Begin Material provided

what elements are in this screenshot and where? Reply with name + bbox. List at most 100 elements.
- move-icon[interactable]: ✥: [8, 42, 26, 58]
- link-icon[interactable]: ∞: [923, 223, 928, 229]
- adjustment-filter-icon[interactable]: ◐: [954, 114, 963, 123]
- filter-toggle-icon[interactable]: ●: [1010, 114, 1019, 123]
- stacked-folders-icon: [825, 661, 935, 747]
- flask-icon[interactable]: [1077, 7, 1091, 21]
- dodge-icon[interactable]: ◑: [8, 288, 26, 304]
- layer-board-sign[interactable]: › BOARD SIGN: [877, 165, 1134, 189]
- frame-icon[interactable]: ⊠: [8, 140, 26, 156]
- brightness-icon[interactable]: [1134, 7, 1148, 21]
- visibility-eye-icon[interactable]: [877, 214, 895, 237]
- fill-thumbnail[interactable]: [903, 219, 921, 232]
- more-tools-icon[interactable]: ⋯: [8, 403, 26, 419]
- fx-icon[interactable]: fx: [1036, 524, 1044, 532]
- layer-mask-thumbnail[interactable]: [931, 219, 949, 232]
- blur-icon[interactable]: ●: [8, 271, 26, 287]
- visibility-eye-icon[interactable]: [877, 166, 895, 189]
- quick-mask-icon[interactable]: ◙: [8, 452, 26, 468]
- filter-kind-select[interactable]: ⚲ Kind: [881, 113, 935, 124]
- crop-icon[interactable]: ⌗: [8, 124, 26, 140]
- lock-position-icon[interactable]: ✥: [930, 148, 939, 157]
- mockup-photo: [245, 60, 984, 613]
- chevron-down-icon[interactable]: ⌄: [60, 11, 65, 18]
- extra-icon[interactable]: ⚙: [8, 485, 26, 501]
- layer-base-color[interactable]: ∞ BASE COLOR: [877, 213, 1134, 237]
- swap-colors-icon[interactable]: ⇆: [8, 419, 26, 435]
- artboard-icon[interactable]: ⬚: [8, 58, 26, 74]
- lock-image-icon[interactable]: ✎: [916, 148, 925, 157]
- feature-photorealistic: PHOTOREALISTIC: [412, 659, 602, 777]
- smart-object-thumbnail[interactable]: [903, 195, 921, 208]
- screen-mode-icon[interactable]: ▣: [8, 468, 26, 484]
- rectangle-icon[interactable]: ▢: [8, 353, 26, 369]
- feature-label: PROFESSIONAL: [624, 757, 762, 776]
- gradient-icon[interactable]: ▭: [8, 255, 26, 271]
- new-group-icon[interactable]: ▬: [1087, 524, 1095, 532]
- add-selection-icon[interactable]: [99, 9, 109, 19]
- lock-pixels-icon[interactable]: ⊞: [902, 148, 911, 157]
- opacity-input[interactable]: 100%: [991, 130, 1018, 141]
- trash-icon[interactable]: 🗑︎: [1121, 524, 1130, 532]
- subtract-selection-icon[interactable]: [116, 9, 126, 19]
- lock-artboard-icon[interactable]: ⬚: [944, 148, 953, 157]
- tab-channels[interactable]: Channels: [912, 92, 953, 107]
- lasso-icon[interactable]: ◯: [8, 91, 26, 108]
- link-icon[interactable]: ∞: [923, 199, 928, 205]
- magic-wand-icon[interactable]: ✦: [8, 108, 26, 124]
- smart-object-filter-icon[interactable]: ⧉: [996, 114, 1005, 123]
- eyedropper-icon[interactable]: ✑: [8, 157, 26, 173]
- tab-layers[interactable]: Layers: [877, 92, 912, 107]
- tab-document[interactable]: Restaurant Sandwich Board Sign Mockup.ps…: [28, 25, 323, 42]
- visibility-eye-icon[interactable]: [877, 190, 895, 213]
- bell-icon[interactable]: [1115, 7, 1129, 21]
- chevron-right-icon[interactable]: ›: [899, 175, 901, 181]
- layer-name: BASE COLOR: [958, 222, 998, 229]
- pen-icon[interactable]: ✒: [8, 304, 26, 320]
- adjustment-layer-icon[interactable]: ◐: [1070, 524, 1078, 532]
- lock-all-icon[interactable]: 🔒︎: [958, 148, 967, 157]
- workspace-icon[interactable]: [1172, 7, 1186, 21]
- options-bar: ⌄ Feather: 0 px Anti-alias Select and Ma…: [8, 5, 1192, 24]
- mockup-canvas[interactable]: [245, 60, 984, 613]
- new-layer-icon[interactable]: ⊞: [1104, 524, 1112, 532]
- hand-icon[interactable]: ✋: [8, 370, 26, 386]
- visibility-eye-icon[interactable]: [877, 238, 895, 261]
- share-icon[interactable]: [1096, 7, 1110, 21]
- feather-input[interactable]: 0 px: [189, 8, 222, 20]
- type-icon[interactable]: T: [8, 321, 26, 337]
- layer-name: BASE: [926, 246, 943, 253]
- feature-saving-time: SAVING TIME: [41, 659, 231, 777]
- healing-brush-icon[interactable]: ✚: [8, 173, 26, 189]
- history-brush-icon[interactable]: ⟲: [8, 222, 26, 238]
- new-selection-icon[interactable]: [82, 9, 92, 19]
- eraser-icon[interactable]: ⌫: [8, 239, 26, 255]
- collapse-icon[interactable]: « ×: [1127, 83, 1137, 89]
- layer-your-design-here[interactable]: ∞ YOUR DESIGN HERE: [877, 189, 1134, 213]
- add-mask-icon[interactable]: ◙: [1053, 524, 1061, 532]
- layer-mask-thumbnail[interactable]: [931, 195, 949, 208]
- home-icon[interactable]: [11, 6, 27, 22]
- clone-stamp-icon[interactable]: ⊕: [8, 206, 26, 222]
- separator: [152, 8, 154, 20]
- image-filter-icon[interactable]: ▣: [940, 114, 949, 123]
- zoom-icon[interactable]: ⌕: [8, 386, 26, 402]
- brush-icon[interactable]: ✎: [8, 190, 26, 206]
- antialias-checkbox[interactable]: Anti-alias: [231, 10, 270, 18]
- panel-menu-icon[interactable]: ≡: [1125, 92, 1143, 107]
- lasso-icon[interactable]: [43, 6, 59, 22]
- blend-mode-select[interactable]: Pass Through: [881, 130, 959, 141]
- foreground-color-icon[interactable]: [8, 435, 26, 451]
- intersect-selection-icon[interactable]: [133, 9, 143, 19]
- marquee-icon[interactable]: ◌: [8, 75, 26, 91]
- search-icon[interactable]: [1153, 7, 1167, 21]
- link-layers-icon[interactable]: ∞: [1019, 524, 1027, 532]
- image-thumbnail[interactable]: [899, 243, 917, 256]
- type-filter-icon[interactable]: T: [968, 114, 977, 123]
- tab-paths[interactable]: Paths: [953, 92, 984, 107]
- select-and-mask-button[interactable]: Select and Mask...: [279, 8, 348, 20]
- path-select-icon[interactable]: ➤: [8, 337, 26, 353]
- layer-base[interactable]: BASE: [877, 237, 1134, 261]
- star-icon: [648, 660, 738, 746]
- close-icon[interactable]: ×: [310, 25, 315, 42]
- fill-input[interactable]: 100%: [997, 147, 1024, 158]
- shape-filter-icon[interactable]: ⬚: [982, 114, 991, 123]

End Material provided

▶ _Given instruction_
Locate every row above that contains the string "visibility" and copy each one in full. Case counts.

▶ _Full response_
- visibility-eye-icon[interactable]: [877, 214, 895, 237]
- visibility-eye-icon[interactable]: [877, 166, 895, 189]
- visibility-eye-icon[interactable]: [877, 190, 895, 213]
- visibility-eye-icon[interactable]: [877, 238, 895, 261]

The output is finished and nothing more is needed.